**Work instructions:** Transcribe the material exactly. Images do not belong in the copy.

[start of Records for the exercise]

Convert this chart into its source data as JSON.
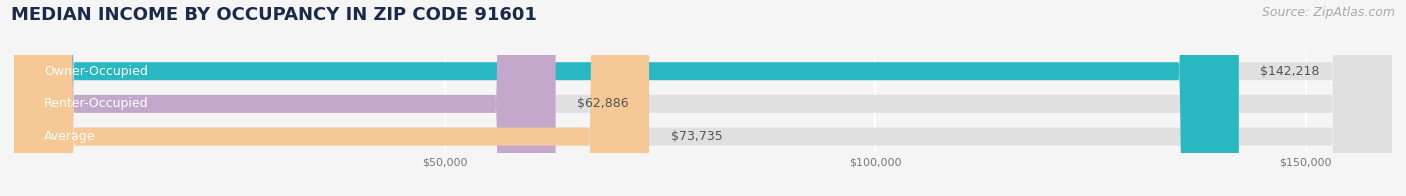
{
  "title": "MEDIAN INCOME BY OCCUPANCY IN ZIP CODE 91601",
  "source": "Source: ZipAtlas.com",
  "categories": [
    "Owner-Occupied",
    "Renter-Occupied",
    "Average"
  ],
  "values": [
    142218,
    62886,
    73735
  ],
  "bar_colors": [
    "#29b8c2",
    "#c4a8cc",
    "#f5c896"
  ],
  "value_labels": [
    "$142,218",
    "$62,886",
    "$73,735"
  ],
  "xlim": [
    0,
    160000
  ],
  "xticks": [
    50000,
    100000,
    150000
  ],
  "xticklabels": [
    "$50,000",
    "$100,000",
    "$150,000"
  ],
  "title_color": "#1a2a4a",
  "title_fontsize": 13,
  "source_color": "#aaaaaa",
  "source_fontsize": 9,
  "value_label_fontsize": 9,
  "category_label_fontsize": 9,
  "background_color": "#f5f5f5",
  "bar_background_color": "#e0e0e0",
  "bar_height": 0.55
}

[end of Records for the exercise]

**Output of the exercise:**
Convert this chart into its source data as JSON.
{
  "title": "MEDIAN INCOME BY OCCUPANCY IN ZIP CODE 91601",
  "source": "Source: ZipAtlas.com",
  "categories": [
    "Owner-Occupied",
    "Renter-Occupied",
    "Average"
  ],
  "values": [
    142218,
    62886,
    73735
  ],
  "bar_colors": [
    "#29b8c2",
    "#c4a8cc",
    "#f5c896"
  ],
  "value_labels": [
    "$142,218",
    "$62,886",
    "$73,735"
  ],
  "xlim": [
    0,
    160000
  ],
  "xticks": [
    50000,
    100000,
    150000
  ],
  "xticklabels": [
    "$50,000",
    "$100,000",
    "$150,000"
  ],
  "title_color": "#1a2a4a",
  "title_fontsize": 13,
  "source_color": "#aaaaaa",
  "source_fontsize": 9,
  "value_label_fontsize": 9,
  "category_label_fontsize": 9,
  "background_color": "#f5f5f5",
  "bar_background_color": "#e0e0e0",
  "bar_height": 0.55
}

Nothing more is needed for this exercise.